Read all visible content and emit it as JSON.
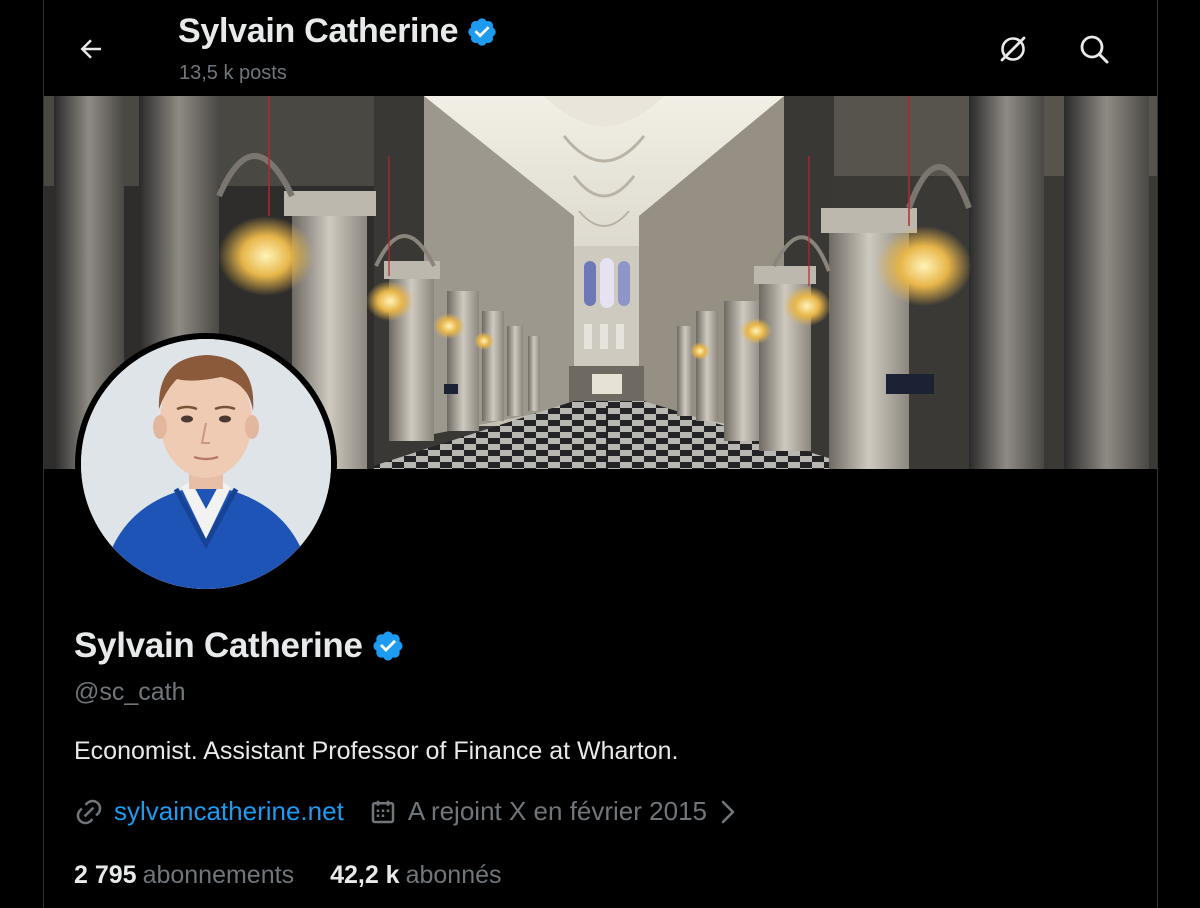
{
  "header": {
    "title": "Sylvain Catherine",
    "posts_count": "13,5 k posts",
    "back_icon": "arrow-left-icon",
    "grok_icon": "grok-icon",
    "search_icon": "search-icon"
  },
  "profile": {
    "display_name": "Sylvain Catherine",
    "verified": true,
    "handle": "@sc_cath",
    "bio": "Economist. Assistant Professor of Finance at Wharton.",
    "website": "sylvaincatherine.net",
    "joined": "A rejoint X en février 2015",
    "following_count": "2 795",
    "following_label": "abonnements",
    "followers_count": "42,2 k",
    "followers_label": "abonnés"
  },
  "colors": {
    "background": "#000000",
    "text_primary": "#e7e9ea",
    "text_secondary": "#71767b",
    "accent": "#1d9bf0"
  }
}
___
## Given problem
Restate the records word for word, omitting images.

## Final result
Read all visible content and emit it as JSON.
{
  "header": {
    "title": "Sylvain Catherine",
    "posts_count": "13,5 k posts",
    "back_icon": "arrow-left-icon",
    "grok_icon": "grok-icon",
    "search_icon": "search-icon"
  },
  "profile": {
    "display_name": "Sylvain Catherine",
    "verified": true,
    "handle": "@sc_cath",
    "bio": "Economist. Assistant Professor of Finance at Wharton.",
    "website": "sylvaincatherine.net",
    "joined": "A rejoint X en février 2015",
    "following_count": "2 795",
    "following_label": "abonnements",
    "followers_count": "42,2 k",
    "followers_label": "abonnés"
  },
  "colors": {
    "background": "#000000",
    "text_primary": "#e7e9ea",
    "text_secondary": "#71767b",
    "accent": "#1d9bf0"
  }
}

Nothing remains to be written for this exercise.